» Task instructions: The exercise asks for every line of the data to be reproduced exactly.

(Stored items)
▬▬▬▬▬▬▬▬▬▬

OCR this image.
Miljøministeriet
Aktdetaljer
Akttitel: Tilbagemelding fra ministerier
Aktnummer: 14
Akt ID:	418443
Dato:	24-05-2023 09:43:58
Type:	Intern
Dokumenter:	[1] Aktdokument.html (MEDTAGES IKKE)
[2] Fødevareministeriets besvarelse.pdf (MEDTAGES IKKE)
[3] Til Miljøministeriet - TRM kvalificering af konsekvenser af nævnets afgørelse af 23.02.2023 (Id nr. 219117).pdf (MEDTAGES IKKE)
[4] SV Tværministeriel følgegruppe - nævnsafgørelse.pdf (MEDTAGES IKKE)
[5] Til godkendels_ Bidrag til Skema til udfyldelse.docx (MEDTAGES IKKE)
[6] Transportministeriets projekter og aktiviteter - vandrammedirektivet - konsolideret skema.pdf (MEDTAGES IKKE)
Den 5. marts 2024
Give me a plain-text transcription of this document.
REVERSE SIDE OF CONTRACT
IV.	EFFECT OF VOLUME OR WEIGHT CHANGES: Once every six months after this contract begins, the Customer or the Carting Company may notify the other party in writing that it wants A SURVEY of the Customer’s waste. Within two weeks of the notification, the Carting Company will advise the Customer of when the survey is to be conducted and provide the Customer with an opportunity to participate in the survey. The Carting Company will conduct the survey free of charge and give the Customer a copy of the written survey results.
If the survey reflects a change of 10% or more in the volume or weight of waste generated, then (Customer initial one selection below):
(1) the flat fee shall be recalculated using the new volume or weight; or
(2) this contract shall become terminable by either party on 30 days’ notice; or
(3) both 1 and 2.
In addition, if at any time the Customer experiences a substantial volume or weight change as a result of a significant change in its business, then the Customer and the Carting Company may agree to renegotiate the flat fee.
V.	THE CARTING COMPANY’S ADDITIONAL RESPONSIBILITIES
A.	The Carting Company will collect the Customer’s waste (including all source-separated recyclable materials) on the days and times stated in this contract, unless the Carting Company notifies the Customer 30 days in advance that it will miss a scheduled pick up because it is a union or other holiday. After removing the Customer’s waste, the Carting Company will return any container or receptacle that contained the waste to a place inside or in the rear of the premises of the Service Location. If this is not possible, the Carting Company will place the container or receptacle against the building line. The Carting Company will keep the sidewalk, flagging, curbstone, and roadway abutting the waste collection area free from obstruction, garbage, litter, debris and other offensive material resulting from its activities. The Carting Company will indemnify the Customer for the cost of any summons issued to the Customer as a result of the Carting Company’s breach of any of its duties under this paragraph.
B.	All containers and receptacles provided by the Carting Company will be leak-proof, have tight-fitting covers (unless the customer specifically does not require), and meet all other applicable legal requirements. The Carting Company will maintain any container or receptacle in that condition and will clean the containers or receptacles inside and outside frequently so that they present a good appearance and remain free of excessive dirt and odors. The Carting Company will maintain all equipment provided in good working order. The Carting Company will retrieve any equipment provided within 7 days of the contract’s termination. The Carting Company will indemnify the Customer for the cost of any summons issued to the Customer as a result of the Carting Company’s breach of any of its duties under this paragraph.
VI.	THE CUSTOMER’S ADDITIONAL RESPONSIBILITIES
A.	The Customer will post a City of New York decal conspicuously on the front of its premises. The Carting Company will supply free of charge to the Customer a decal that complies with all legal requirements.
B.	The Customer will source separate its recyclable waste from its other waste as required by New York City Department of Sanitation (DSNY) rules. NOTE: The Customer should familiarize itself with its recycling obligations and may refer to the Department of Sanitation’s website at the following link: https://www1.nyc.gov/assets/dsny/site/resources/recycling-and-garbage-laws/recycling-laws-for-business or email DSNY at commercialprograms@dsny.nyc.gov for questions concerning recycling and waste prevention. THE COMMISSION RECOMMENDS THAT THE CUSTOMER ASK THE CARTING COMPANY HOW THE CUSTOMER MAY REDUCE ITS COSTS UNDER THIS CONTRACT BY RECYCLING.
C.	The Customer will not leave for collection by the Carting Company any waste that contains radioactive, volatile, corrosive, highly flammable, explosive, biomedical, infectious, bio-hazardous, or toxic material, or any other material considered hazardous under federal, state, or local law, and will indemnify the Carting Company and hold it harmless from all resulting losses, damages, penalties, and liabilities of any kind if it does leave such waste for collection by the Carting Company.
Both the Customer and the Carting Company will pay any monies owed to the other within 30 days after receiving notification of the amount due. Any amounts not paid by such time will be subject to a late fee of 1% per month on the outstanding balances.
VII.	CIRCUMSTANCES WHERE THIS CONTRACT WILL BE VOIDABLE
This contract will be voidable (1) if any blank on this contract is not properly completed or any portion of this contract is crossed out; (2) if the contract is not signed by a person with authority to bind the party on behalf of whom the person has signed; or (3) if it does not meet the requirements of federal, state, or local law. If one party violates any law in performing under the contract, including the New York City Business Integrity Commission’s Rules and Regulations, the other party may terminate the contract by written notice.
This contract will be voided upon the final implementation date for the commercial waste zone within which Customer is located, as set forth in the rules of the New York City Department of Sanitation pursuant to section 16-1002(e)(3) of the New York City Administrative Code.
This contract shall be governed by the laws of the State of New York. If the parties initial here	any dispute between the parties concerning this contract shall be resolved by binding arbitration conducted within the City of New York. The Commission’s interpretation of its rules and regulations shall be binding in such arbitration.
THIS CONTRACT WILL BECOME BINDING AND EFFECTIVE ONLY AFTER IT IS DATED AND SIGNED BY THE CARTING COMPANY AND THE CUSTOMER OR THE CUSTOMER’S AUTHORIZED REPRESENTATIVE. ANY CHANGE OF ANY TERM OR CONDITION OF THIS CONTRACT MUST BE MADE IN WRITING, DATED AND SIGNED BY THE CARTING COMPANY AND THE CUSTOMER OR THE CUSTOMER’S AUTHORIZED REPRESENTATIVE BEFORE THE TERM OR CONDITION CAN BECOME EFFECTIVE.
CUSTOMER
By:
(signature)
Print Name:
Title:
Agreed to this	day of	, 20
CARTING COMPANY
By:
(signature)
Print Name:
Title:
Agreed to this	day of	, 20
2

▬▬▬▬▬▬▬▬▬▬

» Exercise solution:
OCR this image.
Miljøministeriet
Aktdetaljer
Akttitel: Tilbagemelding fra ministerier
Aktnummer: 14
Akt ID:	418443
Dato:	24-05-2023 09:43:58
Type:	Intern
Dokumenter:	[1] Aktdokument.html (MEDTAGES IKKE)
[2] Fødevareministeriets besvarelse.pdf (MEDTAGES IKKE)
[3] Til Miljøministeriet - TRM kvalificering af konsekvenser af nævnets afgørelse af 23.02.2023 (Id nr. 219117).pdf (MEDTAGES IKKE)
[4] SV Tværministeriel følgegruppe - nævnsafgørelse.pdf (MEDTAGES IKKE)
[5] Til godkendels_ Bidrag til Skema til udfyldelse.docx (MEDTAGES IKKE)
[6] Transportministeriets projekter og aktiviteter - vandrammedirektivet - konsolideret skema.pdf (MEDTAGES IKKE)
Den 5. marts 2024
Give me a plain-text transcription of this document.
REVERSE SIDE OF CONTRACT
IV.	EFFECT OF VOLUME OR WEIGHT CHANGES: Once every six months after this contract begins, the Customer or the Carting Company may notify the other party in writing that it wants A SURVEY of the Customer’s waste. Within two weeks of the notification, the Carting Company will advise the Customer of when the survey is to be conducted and provide the Customer with an opportunity to participate in the survey. The Carting Company will conduct the survey free of charge and give the Customer a copy of the written survey results.
If the survey reflects a change of 10% or more in the volume or weight of waste generated, then (Customer initial one selection below):
(1) the flat fee shall be recalculated using the new volume or weight; or
(2) this contract shall become terminable by either party on 30 days’ notice; or
(3) both 1 and 2.
In addition, if at any time the Customer experiences a substantial volume or weight change as a result of a significant change in its business, then the Customer and the Carting Company may agree to renegotiate the flat fee.
V.	THE CARTING COMPANY’S ADDITIONAL RESPONSIBILITIES
A.	The Carting Company will collect the Customer’s waste (including all source-separated recyclable materials) on the days and times stated in this contract, unless the Carting Company notifies the Customer 30 days in advance that it will miss a scheduled pick up because it is a union or other holiday. After removing the Customer’s waste, the Carting Company will return any container or receptacle that contained the waste to a place inside or in the rear of the premises of the Service Location. If this is not possible, the Carting Company will place the container or receptacle against the building line. The Carting Company will keep the sidewalk, flagging, curbstone, and roadway abutting the waste collection area free from obstruction, garbage, litter, debris and other offensive material resulting from its activities. The Carting Company will indemnify the Customer for the cost of any summons issued to the Customer as a result of the Carting Company’s breach of any of its duties under this paragraph.
B.	All containers and receptacles provided by the Carting Company will be leak-proof, have tight-fitting covers (unless the customer specifically does not require), and meet all other applicable legal requirements. The Carting Company will maintain any container or receptacle in that condition and will clean the containers or receptacles inside and outside frequently so that they present a good appearance and remain free of excessive dirt and odors. The Carting Company will maintain all equipment provided in good working order. The Carting Company will retrieve any equipment provided within 7 days of the contract’s termination. The Carting Company will indemnify the Customer for the cost of any summons issued to the Customer as a result of the Carting Company’s breach of any of its duties under this paragraph.
VI.	THE CUSTOMER’S ADDITIONAL RESPONSIBILITIES
A.	The Customer will post a City of New York decal conspicuously on the front of its premises. The Carting Company will supply free of charge to the Customer a decal that complies with all legal requirements.
B.	The Customer will source separate its recyclable waste from its other waste as required by New York City Department of Sanitation (DSNY) rules. NOTE: The Customer should familiarize itself with its recycling obligations and may refer to the Department of Sanitation’s website at the following link: https://www1.nyc.gov/assets/dsny/site/resources/recycling-and-garbage-laws/recycling-laws-for-business or email DSNY at commercialprograms@dsny.nyc.gov for questions concerning recycling and waste prevention. THE COMMISSION RECOMMENDS THAT THE CUSTOMER ASK THE CARTING COMPANY HOW THE CUSTOMER MAY REDUCE ITS COSTS UNDER THIS CONTRACT BY RECYCLING.
C.	The Customer will not leave for collection by the Carting Company any waste that contains radioactive, volatile, corrosive, highly flammable, explosive, biomedical, infectious, bio-hazardous, or toxic material, or any other material considered hazardous under federal, state, or local law, and will indemnify the Carting Company and hold it harmless from all resulting losses, damages, penalties, and liabilities of any kind if it does leave such waste for collection by the Carting Company.
Both the Customer and the Carting Company will pay any monies owed to the other within 30 days after receiving notification of the amount due. Any amounts not paid by such time will be subject to a late fee of 1% per month on the outstanding balances.
VII.	CIRCUMSTANCES WHERE THIS CONTRACT WILL BE VOIDABLE
This contract will be voidable (1) if any blank on this contract is not properly completed or any portion of this contract is crossed out; (2) if the contract is not signed by a person with authority to bind the party on behalf of whom the person has signed; or (3) if it does not meet the requirements of federal, state, or local law. If one party violates any law in performing under the contract, including the New York City Business Integrity Commission’s Rules and Regulations, the other party may terminate the contract by written notice.
This contract will be voided upon the final implementation date for the commercial waste zone within which Customer is located, as set forth in the rules of the New York City Department of Sanitation pursuant to section 16-1002(e)(3) of the New York City Administrative Code.
This contract shall be governed by the laws of the State of New York. If the parties initial here	any dispute between the parties concerning this contract shall be resolved by binding arbitration conducted within the City of New York. The Commission’s interpretation of its rules and regulations shall be binding in such arbitration.
THIS CONTRACT WILL BECOME BINDING AND EFFECTIVE ONLY AFTER IT IS DATED AND SIGNED BY THE CARTING COMPANY AND THE CUSTOMER OR THE CUSTOMER’S AUTHORIZED REPRESENTATIVE. ANY CHANGE OF ANY TERM OR CONDITION OF THIS CONTRACT MUST BE MADE IN WRITING, DATED AND SIGNED BY THE CARTING COMPANY AND THE CUSTOMER OR THE CUSTOMER’S AUTHORIZED REPRESENTATIVE BEFORE THE TERM OR CONDITION CAN BECOME EFFECTIVE.
CUSTOMER
By:
(signature)
Print Name:
Title:
Agreed to this	day of	, 20
CARTING COMPANY
By:
(signature)
Print Name:
Title:
Agreed to this	day of	, 20
2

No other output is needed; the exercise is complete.